◆ **Requirements**
Say only how many lines contain the word "request".

[Data items]
┌────────

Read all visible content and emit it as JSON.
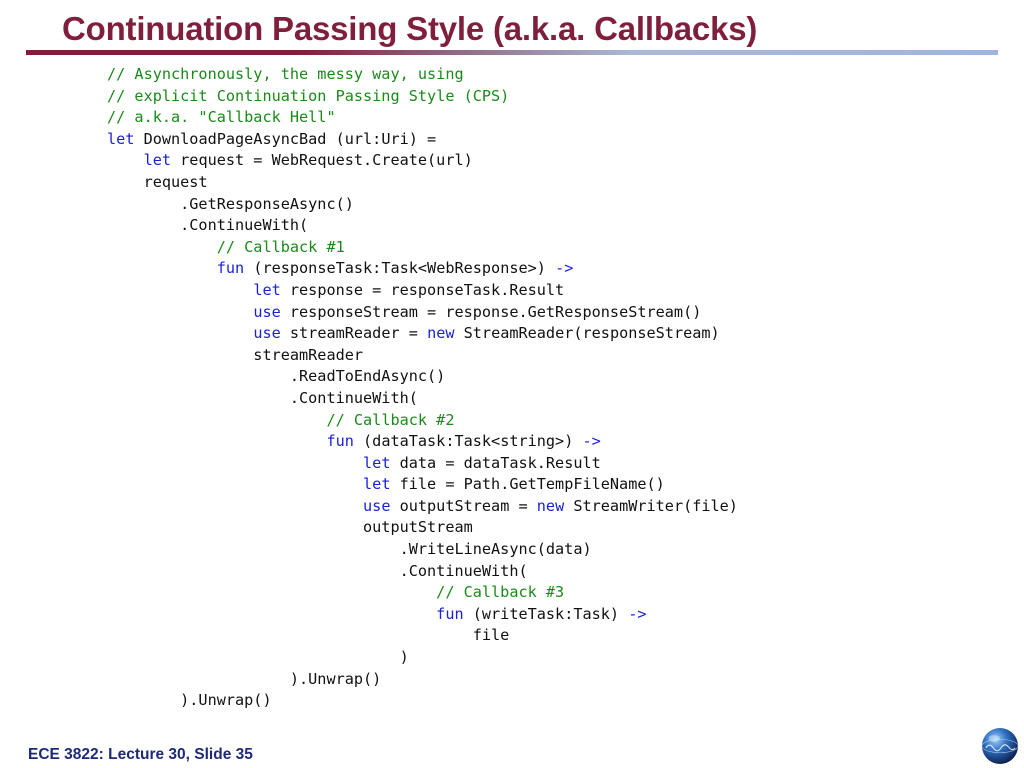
{
  "slide": {
    "title": "Continuation Passing Style (a.k.a. Callbacks)",
    "footer": "ECE 3822: Lecture 30, Slide 35"
  },
  "colors": {
    "title": "#7f1f3b",
    "comment": "#1a8a1a",
    "keyword": "#1a22d6",
    "code": "#111111",
    "footer": "#1e2a78"
  },
  "code": {
    "lines": [
      [
        {
          "t": "comment",
          "s": "// Asynchronously, the messy way, using"
        }
      ],
      [
        {
          "t": "comment",
          "s": "// explicit Continuation Passing Style (CPS)"
        }
      ],
      [
        {
          "t": "comment",
          "s": "// a.k.a. \"Callback Hell\""
        }
      ],
      [
        {
          "t": "keyword",
          "s": "let"
        },
        {
          "t": "plain",
          "s": " DownloadPageAsyncBad (url:Uri) ="
        }
      ],
      [
        {
          "t": "plain",
          "s": "    "
        },
        {
          "t": "keyword",
          "s": "let"
        },
        {
          "t": "plain",
          "s": " request = WebRequest.Create(url)"
        }
      ],
      [
        {
          "t": "plain",
          "s": "    request"
        }
      ],
      [
        {
          "t": "plain",
          "s": "        .GetResponseAsync()"
        }
      ],
      [
        {
          "t": "plain",
          "s": "        .ContinueWith("
        }
      ],
      [
        {
          "t": "plain",
          "s": "            "
        },
        {
          "t": "comment",
          "s": "// Callback #1"
        }
      ],
      [
        {
          "t": "plain",
          "s": "            "
        },
        {
          "t": "keyword",
          "s": "fun"
        },
        {
          "t": "plain",
          "s": " (responseTask:Task<WebResponse>) "
        },
        {
          "t": "keyword",
          "s": "->"
        }
      ],
      [
        {
          "t": "plain",
          "s": "                "
        },
        {
          "t": "keyword",
          "s": "let"
        },
        {
          "t": "plain",
          "s": " response = responseTask.Result"
        }
      ],
      [
        {
          "t": "plain",
          "s": "                "
        },
        {
          "t": "keyword",
          "s": "use"
        },
        {
          "t": "plain",
          "s": " responseStream = response.GetResponseStream()"
        }
      ],
      [
        {
          "t": "plain",
          "s": "                "
        },
        {
          "t": "keyword",
          "s": "use"
        },
        {
          "t": "plain",
          "s": " streamReader = "
        },
        {
          "t": "keyword",
          "s": "new"
        },
        {
          "t": "plain",
          "s": " StreamReader(responseStream)"
        }
      ],
      [
        {
          "t": "plain",
          "s": "                streamReader"
        }
      ],
      [
        {
          "t": "plain",
          "s": "                    .ReadToEndAsync()"
        }
      ],
      [
        {
          "t": "plain",
          "s": "                    .ContinueWith("
        }
      ],
      [
        {
          "t": "plain",
          "s": "                        "
        },
        {
          "t": "comment",
          "s": "// Callback #2"
        }
      ],
      [
        {
          "t": "plain",
          "s": "                        "
        },
        {
          "t": "keyword",
          "s": "fun"
        },
        {
          "t": "plain",
          "s": " (dataTask:Task<string>) "
        },
        {
          "t": "keyword",
          "s": "->"
        }
      ],
      [
        {
          "t": "plain",
          "s": "                            "
        },
        {
          "t": "keyword",
          "s": "let"
        },
        {
          "t": "plain",
          "s": " data = dataTask.Result"
        }
      ],
      [
        {
          "t": "plain",
          "s": "                            "
        },
        {
          "t": "keyword",
          "s": "let"
        },
        {
          "t": "plain",
          "s": " file = Path.GetTempFileName()"
        }
      ],
      [
        {
          "t": "plain",
          "s": "                            "
        },
        {
          "t": "keyword",
          "s": "use"
        },
        {
          "t": "plain",
          "s": " outputStream = "
        },
        {
          "t": "keyword",
          "s": "new"
        },
        {
          "t": "plain",
          "s": " StreamWriter(file)"
        }
      ],
      [
        {
          "t": "plain",
          "s": "                            outputStream"
        }
      ],
      [
        {
          "t": "plain",
          "s": "                                .WriteLineAsync(data)"
        }
      ],
      [
        {
          "t": "plain",
          "s": "                                .ContinueWith("
        }
      ],
      [
        {
          "t": "plain",
          "s": "                                    "
        },
        {
          "t": "comment",
          "s": "// Callback #3"
        }
      ],
      [
        {
          "t": "plain",
          "s": "                                    "
        },
        {
          "t": "keyword",
          "s": "fun"
        },
        {
          "t": "plain",
          "s": " (writeTask:Task) "
        },
        {
          "t": "keyword",
          "s": "->"
        }
      ],
      [
        {
          "t": "plain",
          "s": "                                        file"
        }
      ],
      [
        {
          "t": "plain",
          "s": "                                )"
        }
      ],
      [
        {
          "t": "plain",
          "s": "                    ).Unwrap()"
        }
      ],
      [
        {
          "t": "plain",
          "s": "        ).Unwrap()"
        }
      ]
    ]
  },
  "logo": {
    "icon": "globe-logo-icon"
  }
}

└────────

◆ **Written response**
2